Required action 1: According to the text on immunomodulation, what did immunomodulation consist of in the registry study of VITT-CVT cases?
Required action 2: Pick up the immunomodulation text after its final sentence and write the next part.

Immunomodulation
Immunomodulation is modulation (regulatory adjustment) of the immune system. It has natural and human-induced forms, and thus the word can refer to the following:
Homeostasis in the immune system, whereby the system self-regulates to adjust immune responses to adaptive rather than maladaptive levels (using regulatory T cells, cell signaling molecules, and so forth) Immunomodulation is part of immunotherapy, in which immune responses are induced, amplified, attenuated, or prevented according to therapeutic goals.
Cerebral venous thrombosis caused by vaccine-induced immune thrombotic thrombocytopenia (VITT-CVT) is a rare adverse effect of adenovirus-based SARS-COV2 vaccines. In March 2021, after autoimmune pathogenesis of VITT was discovered, treatment recommendations were developed. This comprised immunomodulation, nonheparin anticoagulants, and avoidance of platelet transfusion. The aim of the study was to evaluate adherence to these recommendations and their association with mortality.
Scutelnic et al. used data from an international prospective registry of patients with CVT after adenovirus-based SARS-CoV-2 vaccination. We analyzed possible, probable, or definite VITT-CVT cases included until 18 January 2022. Immunomodulation entailed the administration of intravenous immunoglobulins and/or plasmapheresis.

Data provided:
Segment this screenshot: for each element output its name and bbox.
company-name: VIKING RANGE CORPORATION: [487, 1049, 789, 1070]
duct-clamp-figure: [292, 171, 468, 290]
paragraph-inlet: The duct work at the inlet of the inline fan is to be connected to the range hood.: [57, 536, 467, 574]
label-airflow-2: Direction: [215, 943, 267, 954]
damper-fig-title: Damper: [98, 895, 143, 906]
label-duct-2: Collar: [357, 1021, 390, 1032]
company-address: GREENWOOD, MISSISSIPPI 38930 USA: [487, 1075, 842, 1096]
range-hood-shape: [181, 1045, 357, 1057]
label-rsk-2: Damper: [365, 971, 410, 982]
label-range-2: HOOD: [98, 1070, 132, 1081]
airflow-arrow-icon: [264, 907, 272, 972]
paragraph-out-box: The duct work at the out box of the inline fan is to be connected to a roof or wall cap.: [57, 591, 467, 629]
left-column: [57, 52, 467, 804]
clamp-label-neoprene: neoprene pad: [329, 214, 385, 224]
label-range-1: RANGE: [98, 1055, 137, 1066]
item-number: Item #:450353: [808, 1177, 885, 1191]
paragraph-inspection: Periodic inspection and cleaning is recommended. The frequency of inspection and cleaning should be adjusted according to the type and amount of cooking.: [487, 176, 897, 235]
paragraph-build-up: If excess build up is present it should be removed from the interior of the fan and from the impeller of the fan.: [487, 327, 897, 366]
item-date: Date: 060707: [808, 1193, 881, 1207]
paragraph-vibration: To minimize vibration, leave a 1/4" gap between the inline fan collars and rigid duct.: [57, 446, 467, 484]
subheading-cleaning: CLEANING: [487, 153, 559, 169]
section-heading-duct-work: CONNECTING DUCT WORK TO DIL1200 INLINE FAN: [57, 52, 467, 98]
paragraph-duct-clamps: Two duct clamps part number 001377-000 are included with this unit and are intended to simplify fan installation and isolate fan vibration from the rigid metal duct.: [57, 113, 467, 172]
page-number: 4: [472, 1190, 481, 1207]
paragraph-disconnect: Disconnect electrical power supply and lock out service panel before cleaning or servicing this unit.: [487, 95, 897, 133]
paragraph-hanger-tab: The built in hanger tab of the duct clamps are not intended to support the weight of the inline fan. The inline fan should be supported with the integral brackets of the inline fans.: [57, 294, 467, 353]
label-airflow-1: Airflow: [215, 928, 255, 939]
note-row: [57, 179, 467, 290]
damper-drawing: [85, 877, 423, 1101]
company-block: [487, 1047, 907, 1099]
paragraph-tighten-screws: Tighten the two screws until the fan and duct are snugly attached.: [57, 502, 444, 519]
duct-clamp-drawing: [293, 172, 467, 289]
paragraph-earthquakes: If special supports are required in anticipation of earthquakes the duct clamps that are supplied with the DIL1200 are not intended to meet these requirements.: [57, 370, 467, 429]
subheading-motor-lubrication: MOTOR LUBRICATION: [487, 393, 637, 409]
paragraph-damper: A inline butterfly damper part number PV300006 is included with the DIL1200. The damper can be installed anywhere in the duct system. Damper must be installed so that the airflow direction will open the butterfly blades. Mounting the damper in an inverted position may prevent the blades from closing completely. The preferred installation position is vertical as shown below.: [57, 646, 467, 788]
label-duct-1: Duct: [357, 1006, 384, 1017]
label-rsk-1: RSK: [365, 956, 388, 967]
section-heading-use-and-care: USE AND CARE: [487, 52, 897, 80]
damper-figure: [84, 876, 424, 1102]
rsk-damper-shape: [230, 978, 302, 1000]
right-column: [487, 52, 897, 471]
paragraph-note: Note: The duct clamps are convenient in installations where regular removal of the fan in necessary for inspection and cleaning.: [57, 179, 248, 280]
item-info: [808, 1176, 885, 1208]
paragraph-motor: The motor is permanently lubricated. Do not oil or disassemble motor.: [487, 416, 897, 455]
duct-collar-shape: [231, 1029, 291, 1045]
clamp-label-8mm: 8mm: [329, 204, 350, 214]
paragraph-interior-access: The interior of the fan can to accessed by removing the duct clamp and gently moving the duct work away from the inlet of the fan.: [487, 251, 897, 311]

Task answer 1: The administration of intravenous immunoglobulins and/or plasmapheresis.

Task answer 2:
99 VITT-CVT patients from 71 hospitals in 17 countries were analyzed. Five of 38 (13%), 11/24 (46%), and 28/37 (76%) of patients diagnosed in March, April, and from May onwards, respectively, were treated in-line with VITT recommendations (p<0.001). Overall, treatment according to recommendations had no statistically significant influence on mortality (14/44 (32%) vs 29/55 (52%), adjusted OR 0.43 (95%CI 0.16-1.19)). However, patients who received immunomodulation had lower mortality (19/65 (29%) vs 24/34 (70%), adjusted OR 0.19 (95%CI 0.06-0.58)). Treatment with non-heparin anticoagulants instead of heparins was not associated with lower mortality (17/51 (33%) vs 13/35 (37%), adjusted OR 0.70 (95%CI 0.24-2.04)). Mortality was also not significantly influenced by platelet transfusion (17/27 (63%) vs 26/72 (36%), adjusted OR 2.19 (95%CI 0.74-6.54)).
In VITT-CVT patients, adherence to VITT treatment recommendations improved over time. Immunomodulation seems crucial for reducing mortality of VITT-CVT 1).